Copy nothing but the text: reproduce each line of the listing exactly and leave the pictures out.

(Rows from a dataset)
━━━

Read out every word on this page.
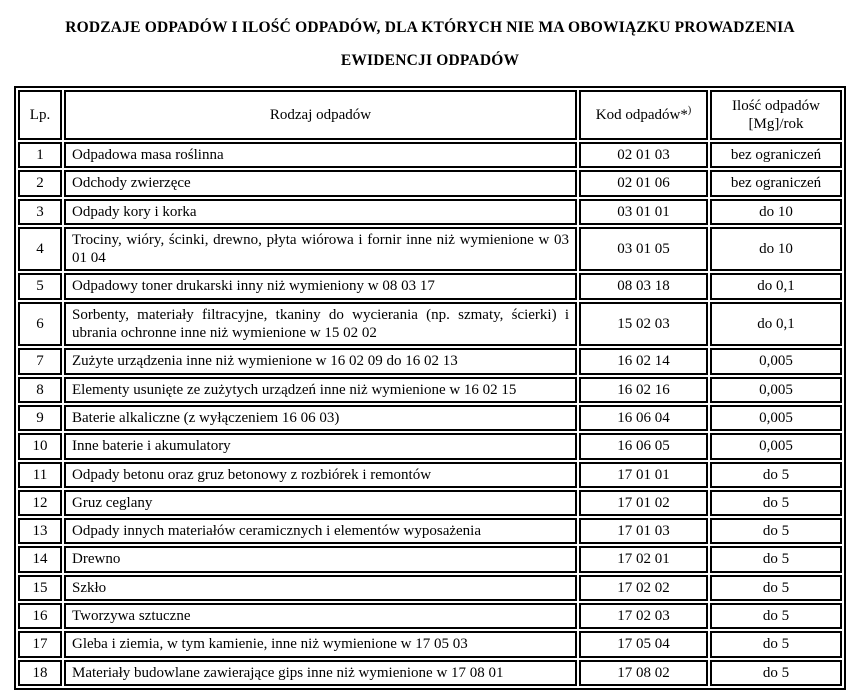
RODZAJE ODPADÓW I ILOŚĆ ODPADÓW, DLA KTÓRYCH NIE MA OBOWIĄZKU PROWADZENIA
EWIDENCJI ODPADÓW
Lp.	Rodzaj odpadów	Kod odpadów*)	Ilość odpadów [Mg]/rok
1	Odpadowa masa roślinna	02 01 03	bez ograniczeń
2	Odchody zwierzęce	02 01 06	bez ograniczeń
3	Odpady kory i korka	03 01 01	do 10
4	Trociny, wióry, ścinki, drewno, płyta wiórowa i fornir inne niż wymienione w 03 01 04	03 01 05	do 10
5	Odpadowy toner drukarski inny niż wymieniony w 08 03 17	08 03 18	do 0,1
6	Sorbenty, materiały filtracyjne, tkaniny do wycierania (np. szmaty, ścierki) i ubrania ochronne inne niż wymienione w 15 02 02	15 02 03	do 0,1
7	Zużyte urządzenia inne niż wymienione w 16 02 09 do 16 02 13	16 02 14	0,005
8	Elementy usunięte ze zużytych urządzeń inne niż wymienione w 16 02 15	16 02 16	0,005
9	Baterie alkaliczne (z wyłączeniem 16 06 03)	16 06 04	0,005
10	Inne baterie i akumulatory	16 06 05	0,005
11	Odpady betonu oraz gruz betonowy z rozbiórek i remontów	17 01 01	do 5
12	Gruz ceglany	17 01 02	do 5
13	Odpady innych materiałów ceramicznych i elementów wyposażenia	17 01 03	do 5
14	Drewno	17 02 01	do 5
15	Szkło	17 02 02	do 5
16	Tworzywa sztuczne	17 02 03	do 5
17	Gleba i ziemia, w tym kamienie, inne niż wymienione w 17 05 03	17 05 04	do 5
18	Materiały budowlane zawierające gips inne niż wymienione w 17 08 01	17 08 02	do 5
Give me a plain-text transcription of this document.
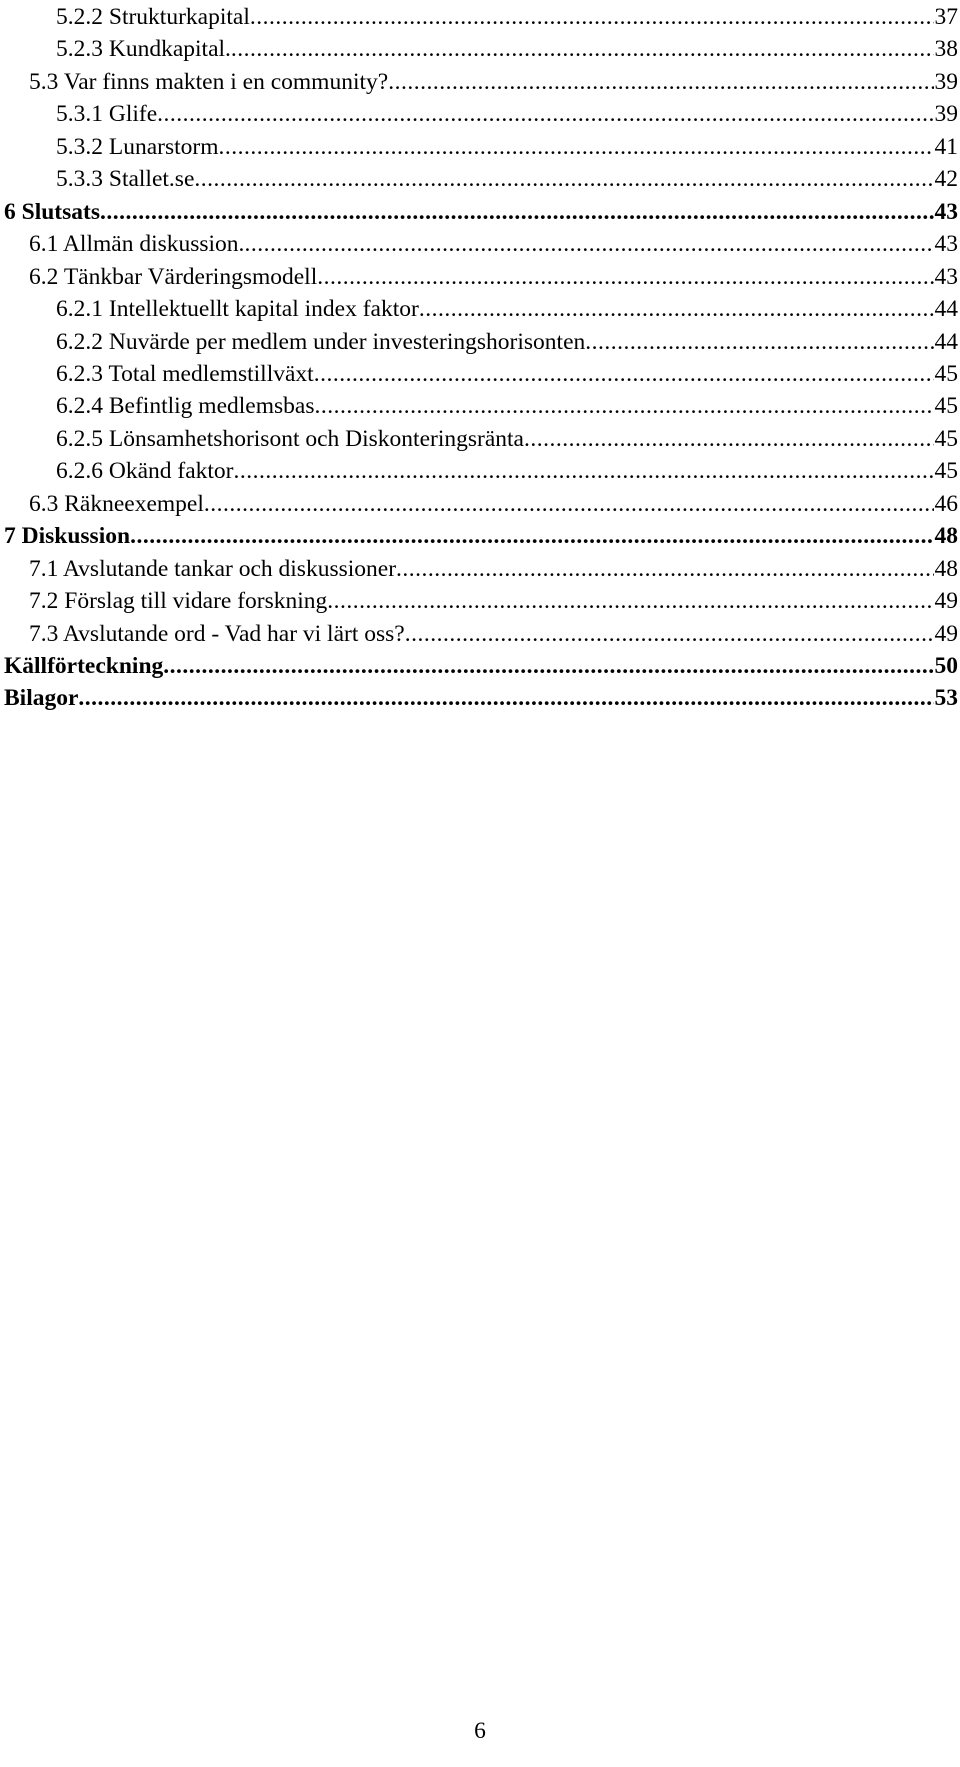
5.2.2 Strukturkapital .....	37
5.2.3 Kundkapital. .....	38
5.3 Var finns makten i en community? .....	39
5.3.1 Glife .....	39
5.3.2 Lunarstorm .....	41
5.3.3 Stallet.se .....	42
6 Slutsats .....	43
6.1 Allmän diskussion. .....	43
6.2 Tänkbar Värderingsmodell .....	43
6.2.1 Intellektuellt kapital index faktor .....	44
6.2.2 Nuvärde per medlem under investeringshorisonten .....	44
6.2.3 Total medlemstillväxt .....	45
6.2.4 Befintlig medlemsbas .....	45
6.2.5 Lönsamhetshorisont och Diskonteringsränta .....	45
6.2.6 Okänd faktor .....	45
6.3 Räkneexempel .....	46
7 Diskussion .....	48
7.1 Avslutande tankar och diskussioner .....	48
7.2 Förslag till vidare forskning .....	49
7.3 Avslutande ord - Vad har vi lärt oss? .....	49
Källförteckning .....	50
Bilagor .....	53
6
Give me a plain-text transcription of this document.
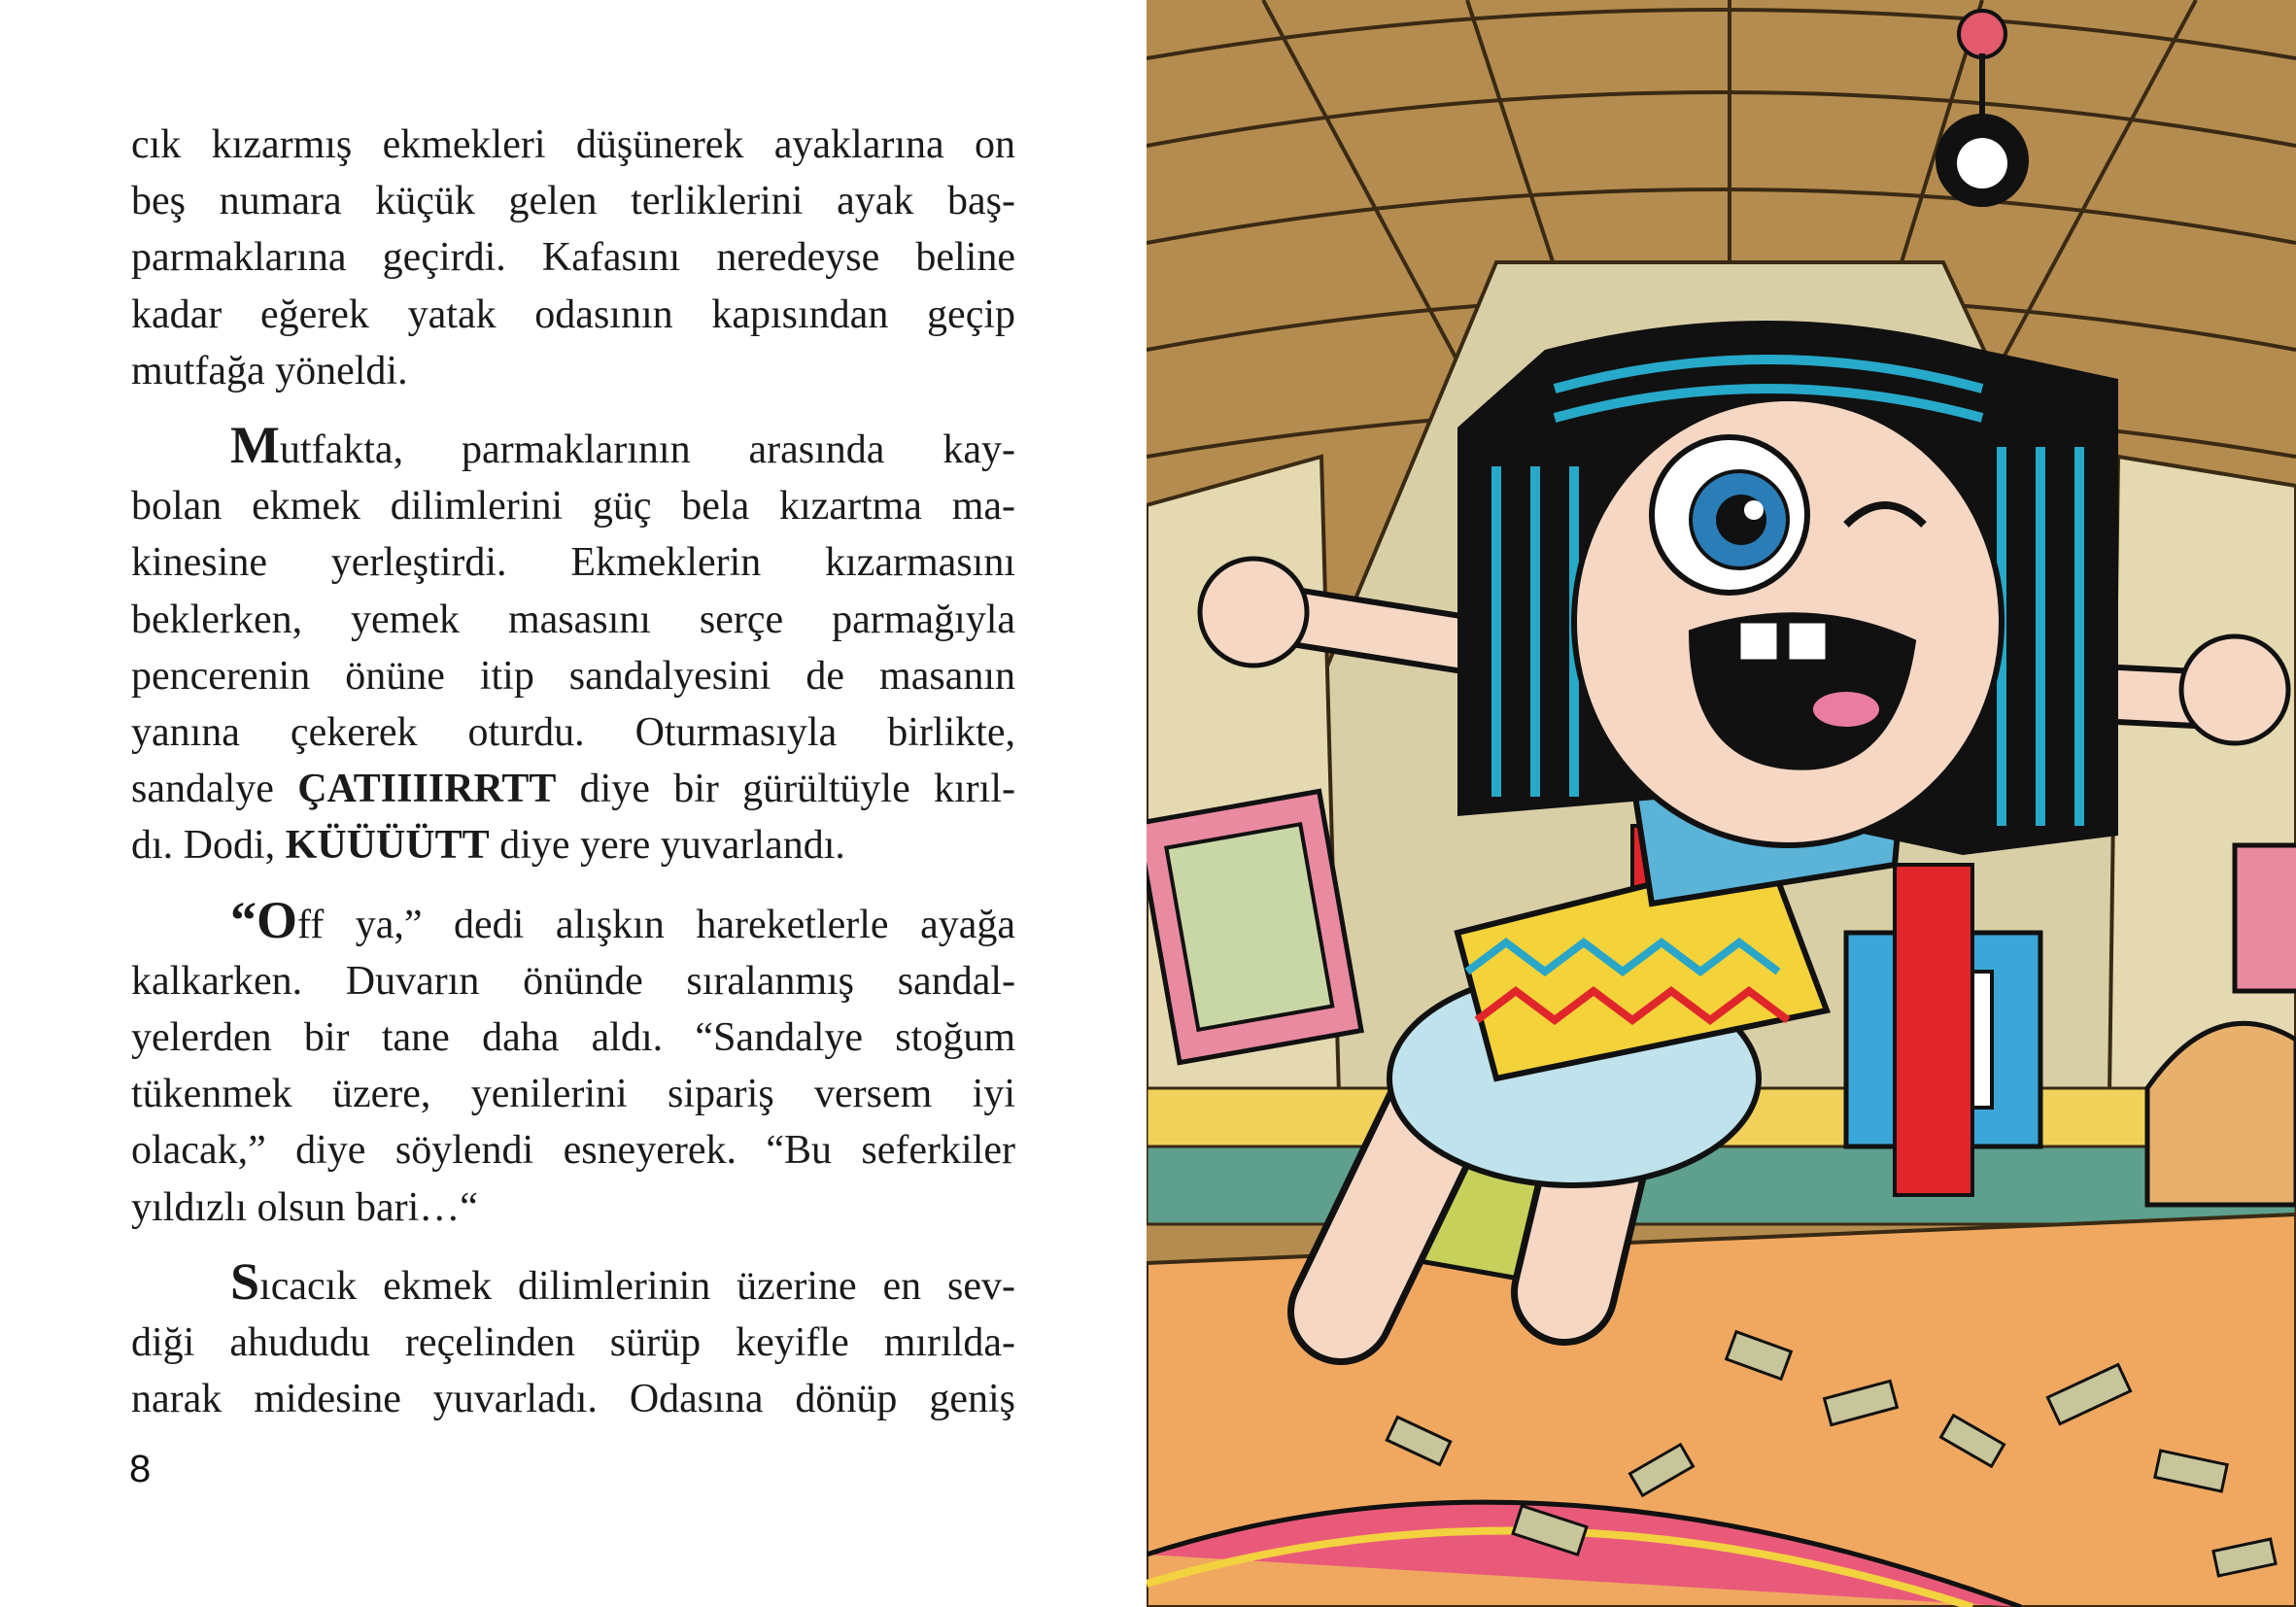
cık kızarmış ekmekleri düşünerek ayaklarına on
beş numara küçük gelen terliklerini ayak baş-
parmaklarına geçirdi. Kafasını neredeyse beline
kadar eğerek yatak odasının kapısından geçip
mutfağa yöneldi.
Mutfakta, parmaklarının arasında kay-
bolan ekmek dilimlerini güç bela kızartma ma-
kinesine yerleştirdi. Ekmeklerin kızarmasını
beklerken, yemek masasını serçe parmağıyla
pencerenin önüne itip sandalyesini de masanın
yanına çekerek oturdu. Oturmasıyla birlikte,
sandalye ÇATIIIIRRTT diye bir gürültüyle kırıl-
dı. Dodi, KÜÜÜÜTT diye yere yuvarlandı.
“Off ya,” dedi alışkın hareketlerle ayağa
kalkarken. Duvarın önünde sıralanmış sandal-
yelerden bir tane daha aldı. “Sandalye stoğum
tükenmek üzere, yenilerini sipariş versem iyi
olacak,” diye söylendi esneyerek. “Bu seferkiler
yıldızlı olsun bari…“
Sıcacık ekmek dilimlerinin üzerine en sev-
diği ahududu reçelinden sürüp keyifle mırılda-
narak midesine yuvarladı. Odasına dönüp geniş
8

━━━

**Written solution:**
Read out every word on this page.
RODZAJE ODPADÓW I ILOŚĆ ODPADÓW, DLA KTÓRYCH NIE MA OBOWIĄZKU PROWADZENIA
EWIDENCJI ODPADÓW
Lp.	Rodzaj odpadów	Kod odpadów*)	Ilość odpadów [Mg]/rok
1	Odpadowa masa roślinna	02 01 03	bez ograniczeń
2	Odchody zwierzęce	02 01 06	bez ograniczeń
3	Odpady kory i korka	03 01 01	do 10
4	Trociny, wióry, ścinki, drewno, płyta wiórowa i fornir inne niż wymienione w 03 01 04	03 01 05	do 10
5	Odpadowy toner drukarski inny niż wymieniony w 08 03 17	08 03 18	do 0,1
6	Sorbenty, materiały filtracyjne, tkaniny do wycierania (np. szmaty, ścierki) i ubrania ochronne inne niż wymienione w 15 02 02	15 02 03	do 0,1
7	Zużyte urządzenia inne niż wymienione w 16 02 09 do 16 02 13	16 02 14	0,005
8	Elementy usunięte ze zużytych urządzeń inne niż wymienione w 16 02 15	16 02 16	0,005
9	Baterie alkaliczne (z wyłączeniem 16 06 03)	16 06 04	0,005
10	Inne baterie i akumulatory	16 06 05	0,005
11	Odpady betonu oraz gruz betonowy z rozbiórek i remontów	17 01 01	do 5
12	Gruz ceglany	17 01 02	do 5
13	Odpady innych materiałów ceramicznych i elementów wyposażenia	17 01 03	do 5
14	Drewno	17 02 01	do 5
15	Szkło	17 02 02	do 5
16	Tworzywa sztuczne	17 02 03	do 5
17	Gleba i ziemia, w tym kamienie, inne niż wymienione w 17 05 03	17 05 04	do 5
18	Materiały budowlane zawierające gips inne niż wymienione w 17 08 01	17 08 02	do 5
Give me a plain-text transcription of this document.
5.2.2 Strukturkapital .....	37
5.2.3 Kundkapital. .....	38
5.3 Var finns makten i en community? .....	39
5.3.1 Glife .....	39
5.3.2 Lunarstorm .....	41
5.3.3 Stallet.se .....	42
6 Slutsats .....	43
6.1 Allmän diskussion. .....	43
6.2 Tänkbar Värderingsmodell .....	43
6.2.1 Intellektuellt kapital index faktor .....	44
6.2.2 Nuvärde per medlem under investeringshorisonten .....	44
6.2.3 Total medlemstillväxt .....	45
6.2.4 Befintlig medlemsbas .....	45
6.2.5 Lönsamhetshorisont och Diskonteringsränta .....	45
6.2.6 Okänd faktor .....	45
6.3 Räkneexempel .....	46
7 Diskussion .....	48
7.1 Avslutande tankar och diskussioner .....	48
7.2 Förslag till vidare forskning .....	49
7.3 Avslutande ord - Vad har vi lärt oss? .....	49
Källförteckning .....	50
Bilagor .....	53
6
Give me a plain-text transcription of this document.
cık kızarmış ekmekleri düşünerek ayaklarına on
beş numara küçük gelen terliklerini ayak baş-
parmaklarına geçirdi. Kafasını neredeyse beline
kadar eğerek yatak odasının kapısından geçip
mutfağa yöneldi.
Mutfakta, parmaklarının arasında kay-
bolan ekmek dilimlerini güç bela kızartma ma-
kinesine yerleştirdi. Ekmeklerin kızarmasını
beklerken, yemek masasını serçe parmağıyla
pencerenin önüne itip sandalyesini de masanın
yanına çekerek oturdu. Oturmasıyla birlikte,
sandalye ÇATIIIIRRTT diye bir gürültüyle kırıl-
dı. Dodi, KÜÜÜÜTT diye yere yuvarlandı.
“Off ya,” dedi alışkın hareketlerle ayağa
kalkarken. Duvarın önünde sıralanmış sandal-
yelerden bir tane daha aldı. “Sandalye stoğum
tükenmek üzere, yenilerini sipariş versem iyi
olacak,” diye söylendi esneyerek. “Bu seferkiler
yıldızlı olsun bari…“
Sıcacık ekmek dilimlerinin üzerine en sev-
diği ahududu reçelinden sürüp keyifle mırılda-
narak midesine yuvarladı. Odasına dönüp geniş
8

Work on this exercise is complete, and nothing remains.